### Problem to work on:
Set down the material below in full, matching it exactly.

** start Records for processing **

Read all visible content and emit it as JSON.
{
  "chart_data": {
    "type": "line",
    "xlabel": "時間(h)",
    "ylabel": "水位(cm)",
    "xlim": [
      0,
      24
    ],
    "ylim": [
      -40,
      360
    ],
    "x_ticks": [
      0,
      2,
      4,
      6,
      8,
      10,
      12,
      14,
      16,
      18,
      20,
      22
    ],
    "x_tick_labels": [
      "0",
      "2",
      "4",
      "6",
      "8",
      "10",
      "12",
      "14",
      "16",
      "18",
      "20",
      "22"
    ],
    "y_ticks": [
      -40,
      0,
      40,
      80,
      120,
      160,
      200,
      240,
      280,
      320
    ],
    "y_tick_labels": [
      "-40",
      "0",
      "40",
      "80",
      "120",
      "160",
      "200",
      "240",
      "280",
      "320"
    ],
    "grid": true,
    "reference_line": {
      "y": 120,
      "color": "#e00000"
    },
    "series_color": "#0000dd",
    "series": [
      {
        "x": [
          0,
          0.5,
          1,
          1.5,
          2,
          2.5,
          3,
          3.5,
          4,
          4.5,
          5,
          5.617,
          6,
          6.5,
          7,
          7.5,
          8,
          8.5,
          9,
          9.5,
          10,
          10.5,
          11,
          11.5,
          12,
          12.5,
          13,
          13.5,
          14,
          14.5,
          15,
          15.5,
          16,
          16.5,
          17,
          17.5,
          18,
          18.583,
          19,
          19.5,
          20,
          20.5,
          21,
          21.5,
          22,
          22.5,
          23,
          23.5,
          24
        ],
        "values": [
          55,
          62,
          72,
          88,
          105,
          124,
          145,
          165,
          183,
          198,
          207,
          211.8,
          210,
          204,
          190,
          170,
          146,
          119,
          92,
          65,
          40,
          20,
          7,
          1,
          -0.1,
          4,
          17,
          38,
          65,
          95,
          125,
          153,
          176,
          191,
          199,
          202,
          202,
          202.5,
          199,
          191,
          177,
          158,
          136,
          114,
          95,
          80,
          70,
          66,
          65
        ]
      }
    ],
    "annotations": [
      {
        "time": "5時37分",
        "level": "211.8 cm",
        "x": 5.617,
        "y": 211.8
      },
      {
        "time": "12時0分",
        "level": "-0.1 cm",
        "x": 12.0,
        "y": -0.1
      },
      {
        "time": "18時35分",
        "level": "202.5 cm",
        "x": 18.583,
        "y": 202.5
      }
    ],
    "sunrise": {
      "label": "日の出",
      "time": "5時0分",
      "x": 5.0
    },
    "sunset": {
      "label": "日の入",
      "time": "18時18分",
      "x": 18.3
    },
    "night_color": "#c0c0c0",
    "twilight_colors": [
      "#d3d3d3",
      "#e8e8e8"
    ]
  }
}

** end Records for processing **

### Finished task:
Read all visible content and emit it as JSON.
{
  "chart_data": {
    "type": "line",
    "xlabel": "時間(h)",
    "ylabel": "水位(cm)",
    "xlim": [
      0,
      24
    ],
    "ylim": [
      -40,
      360
    ],
    "x_ticks": [
      0,
      2,
      4,
      6,
      8,
      10,
      12,
      14,
      16,
      18,
      20,
      22
    ],
    "x_tick_labels": [
      "0",
      "2",
      "4",
      "6",
      "8",
      "10",
      "12",
      "14",
      "16",
      "18",
      "20",
      "22"
    ],
    "y_ticks": [
      -40,
      0,
      40,
      80,
      120,
      160,
      200,
      240,
      280,
      320
    ],
    "y_tick_labels": [
      "-40",
      "0",
      "40",
      "80",
      "120",
      "160",
      "200",
      "240",
      "280",
      "320"
    ],
    "grid": true,
    "reference_line": {
      "y": 120,
      "color": "#e00000"
    },
    "series_color": "#0000dd",
    "series": [
      {
        "x": [
          0,
          0.5,
          1,
          1.5,
          2,
          2.5,
          3,
          3.5,
          4,
          4.5,
          5,
          5.617,
          6,
          6.5,
          7,
          7.5,
          8,
          8.5,
          9,
          9.5,
          10,
          10.5,
          11,
          11.5,
          12,
          12.5,
          13,
          13.5,
          14,
          14.5,
          15,
          15.5,
          16,
          16.5,
          17,
          17.5,
          18,
          18.583,
          19,
          19.5,
          20,
          20.5,
          21,
          21.5,
          22,
          22.5,
          23,
          23.5,
          24
        ],
        "values": [
          55,
          62,
          72,
          88,
          105,
          124,
          145,
          165,
          183,
          198,
          207,
          211.8,
          210,
          204,
          190,
          170,
          146,
          119,
          92,
          65,
          40,
          20,
          7,
          1,
          -0.1,
          4,
          17,
          38,
          65,
          95,
          125,
          153,
          176,
          191,
          199,
          202,
          202,
          202.5,
          199,
          191,
          177,
          158,
          136,
          114,
          95,
          80,
          70,
          66,
          65
        ]
      }
    ],
    "annotations": [
      {
        "time": "5時37分",
        "level": "211.8 cm",
        "x": 5.617,
        "y": 211.8
      },
      {
        "time": "12時0分",
        "level": "-0.1 cm",
        "x": 12.0,
        "y": -0.1
      },
      {
        "time": "18時35分",
        "level": "202.5 cm",
        "x": 18.583,
        "y": 202.5
      }
    ],
    "sunrise": {
      "label": "日の出",
      "time": "5時0分",
      "x": 5.0
    },
    "sunset": {
      "label": "日の入",
      "time": "18時18分",
      "x": 18.3
    },
    "night_color": "#c0c0c0",
    "twilight_colors": [
      "#d3d3d3",
      "#e8e8e8"
    ]
  }
}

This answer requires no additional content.